#### Supplied material ####

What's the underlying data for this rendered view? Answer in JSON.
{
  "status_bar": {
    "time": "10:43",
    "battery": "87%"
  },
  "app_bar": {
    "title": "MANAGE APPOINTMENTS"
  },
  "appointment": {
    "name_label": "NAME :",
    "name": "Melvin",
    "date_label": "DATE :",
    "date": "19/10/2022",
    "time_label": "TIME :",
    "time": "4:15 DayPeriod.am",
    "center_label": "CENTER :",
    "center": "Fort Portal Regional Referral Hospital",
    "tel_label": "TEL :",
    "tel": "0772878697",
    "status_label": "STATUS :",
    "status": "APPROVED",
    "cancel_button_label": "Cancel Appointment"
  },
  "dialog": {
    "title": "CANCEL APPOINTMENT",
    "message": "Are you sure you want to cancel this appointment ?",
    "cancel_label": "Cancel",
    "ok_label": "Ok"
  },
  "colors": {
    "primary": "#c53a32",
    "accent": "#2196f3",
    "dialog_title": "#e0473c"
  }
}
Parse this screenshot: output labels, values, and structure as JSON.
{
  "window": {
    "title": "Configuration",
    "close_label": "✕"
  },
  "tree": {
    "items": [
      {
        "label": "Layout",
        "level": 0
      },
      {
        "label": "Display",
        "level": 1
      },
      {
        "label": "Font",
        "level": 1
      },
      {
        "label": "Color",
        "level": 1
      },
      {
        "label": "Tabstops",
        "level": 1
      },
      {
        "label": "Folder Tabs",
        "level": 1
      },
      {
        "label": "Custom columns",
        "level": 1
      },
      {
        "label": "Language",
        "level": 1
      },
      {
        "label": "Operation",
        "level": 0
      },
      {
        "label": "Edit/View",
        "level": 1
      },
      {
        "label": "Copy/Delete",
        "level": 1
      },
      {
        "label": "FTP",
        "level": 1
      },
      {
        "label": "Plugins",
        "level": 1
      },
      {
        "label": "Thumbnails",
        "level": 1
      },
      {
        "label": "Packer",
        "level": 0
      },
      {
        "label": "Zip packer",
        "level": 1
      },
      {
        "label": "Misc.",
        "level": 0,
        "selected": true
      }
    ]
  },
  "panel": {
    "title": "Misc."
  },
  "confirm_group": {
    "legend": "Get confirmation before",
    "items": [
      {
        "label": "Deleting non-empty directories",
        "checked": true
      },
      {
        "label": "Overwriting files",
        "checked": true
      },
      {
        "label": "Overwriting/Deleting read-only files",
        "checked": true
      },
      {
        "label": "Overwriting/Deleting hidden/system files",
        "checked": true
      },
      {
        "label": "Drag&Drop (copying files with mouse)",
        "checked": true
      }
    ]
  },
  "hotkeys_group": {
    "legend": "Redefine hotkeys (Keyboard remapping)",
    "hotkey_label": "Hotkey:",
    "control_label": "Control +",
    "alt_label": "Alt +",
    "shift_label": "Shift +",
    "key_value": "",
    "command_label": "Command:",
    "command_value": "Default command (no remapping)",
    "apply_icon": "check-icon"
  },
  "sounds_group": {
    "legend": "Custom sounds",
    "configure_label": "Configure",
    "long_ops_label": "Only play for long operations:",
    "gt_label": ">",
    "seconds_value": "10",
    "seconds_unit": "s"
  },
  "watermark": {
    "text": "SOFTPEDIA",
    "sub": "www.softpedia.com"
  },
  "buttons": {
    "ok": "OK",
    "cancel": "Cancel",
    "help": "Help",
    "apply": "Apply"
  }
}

####

Task: Report how many lines of the data hold the string "Deleting"; give only the number.

Solution to the problem: 3